Task description
Copy the lines below as they are; omit the images they contain.

########

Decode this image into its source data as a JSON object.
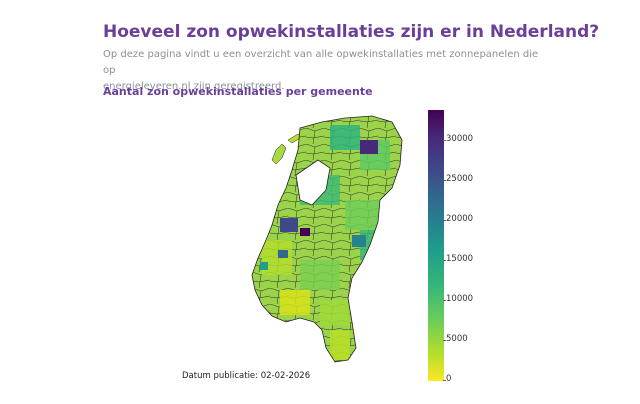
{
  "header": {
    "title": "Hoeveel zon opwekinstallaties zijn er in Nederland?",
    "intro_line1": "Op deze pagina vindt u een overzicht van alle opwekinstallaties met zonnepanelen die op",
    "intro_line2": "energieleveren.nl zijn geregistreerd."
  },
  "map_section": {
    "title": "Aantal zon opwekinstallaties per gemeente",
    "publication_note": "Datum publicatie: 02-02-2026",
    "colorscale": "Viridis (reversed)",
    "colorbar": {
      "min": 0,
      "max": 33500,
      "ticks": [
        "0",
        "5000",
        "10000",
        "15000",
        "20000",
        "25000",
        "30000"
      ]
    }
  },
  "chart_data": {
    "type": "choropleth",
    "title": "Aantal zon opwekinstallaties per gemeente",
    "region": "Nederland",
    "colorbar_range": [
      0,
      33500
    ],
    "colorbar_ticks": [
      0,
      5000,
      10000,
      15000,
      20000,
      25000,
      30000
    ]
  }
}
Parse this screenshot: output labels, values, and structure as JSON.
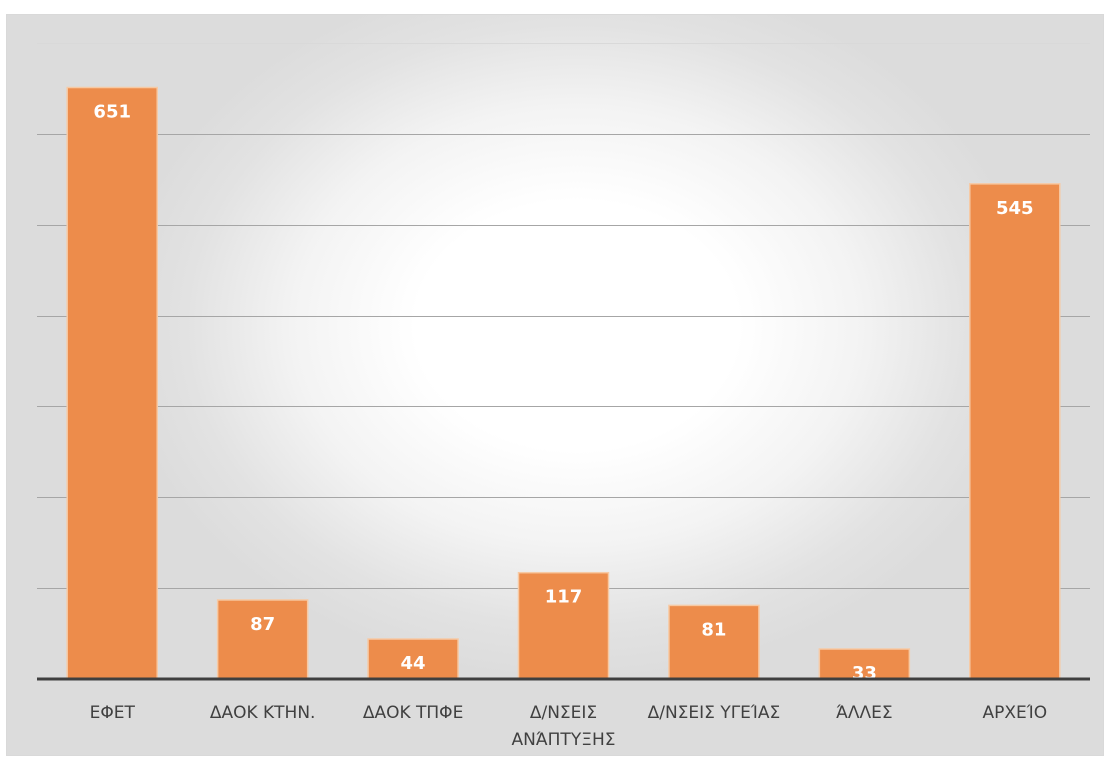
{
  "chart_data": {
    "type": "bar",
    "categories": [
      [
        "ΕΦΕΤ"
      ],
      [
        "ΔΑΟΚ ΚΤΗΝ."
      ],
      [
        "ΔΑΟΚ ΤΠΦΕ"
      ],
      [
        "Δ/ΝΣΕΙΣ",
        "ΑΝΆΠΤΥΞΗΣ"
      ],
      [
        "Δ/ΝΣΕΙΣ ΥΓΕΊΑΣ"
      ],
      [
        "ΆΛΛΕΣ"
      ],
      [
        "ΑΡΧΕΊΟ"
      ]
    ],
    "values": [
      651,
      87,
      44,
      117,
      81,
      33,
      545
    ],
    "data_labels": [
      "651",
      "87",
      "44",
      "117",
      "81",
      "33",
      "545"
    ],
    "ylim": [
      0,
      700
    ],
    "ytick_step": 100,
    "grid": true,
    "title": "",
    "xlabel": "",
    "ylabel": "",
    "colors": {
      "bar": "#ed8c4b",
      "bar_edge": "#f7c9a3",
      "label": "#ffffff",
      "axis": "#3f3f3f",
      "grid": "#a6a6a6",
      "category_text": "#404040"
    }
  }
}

########

Exercise answer
Decode this image into its source data as a JSON object.
{
  "header": {
    "title": "Hoeveel zon opwekinstallaties zijn er in Nederland?",
    "intro_line1": "Op deze pagina vindt u een overzicht van alle opwekinstallaties met zonnepanelen die op",
    "intro_line2": "energieleveren.nl zijn geregistreerd."
  },
  "map_section": {
    "title": "Aantal zon opwekinstallaties per gemeente",
    "publication_note": "Datum publicatie: 02-02-2026",
    "colorscale": "Viridis (reversed)",
    "colorbar": {
      "min": 0,
      "max": 33500,
      "ticks": [
        "0",
        "5000",
        "10000",
        "15000",
        "20000",
        "25000",
        "30000"
      ]
    }
  },
  "chart_data": {
    "type": "choropleth",
    "title": "Aantal zon opwekinstallaties per gemeente",
    "region": "Nederland",
    "colorbar_range": [
      0,
      33500
    ],
    "colorbar_ticks": [
      0,
      5000,
      10000,
      15000,
      20000,
      25000,
      30000
    ]
  }
}
Parse this screenshot: output labels, values, and structure as JSON.
{
  "chart_data": {
    "type": "bar",
    "categories": [
      [
        "ΕΦΕΤ"
      ],
      [
        "ΔΑΟΚ ΚΤΗΝ."
      ],
      [
        "ΔΑΟΚ ΤΠΦΕ"
      ],
      [
        "Δ/ΝΣΕΙΣ",
        "ΑΝΆΠΤΥΞΗΣ"
      ],
      [
        "Δ/ΝΣΕΙΣ ΥΓΕΊΑΣ"
      ],
      [
        "ΆΛΛΕΣ"
      ],
      [
        "ΑΡΧΕΊΟ"
      ]
    ],
    "values": [
      651,
      87,
      44,
      117,
      81,
      33,
      545
    ],
    "data_labels": [
      "651",
      "87",
      "44",
      "117",
      "81",
      "33",
      "545"
    ],
    "ylim": [
      0,
      700
    ],
    "ytick_step": 100,
    "grid": true,
    "title": "",
    "xlabel": "",
    "ylabel": "",
    "colors": {
      "bar": "#ed8c4b",
      "bar_edge": "#f7c9a3",
      "label": "#ffffff",
      "axis": "#3f3f3f",
      "grid": "#a6a6a6",
      "category_text": "#404040"
    }
  }
}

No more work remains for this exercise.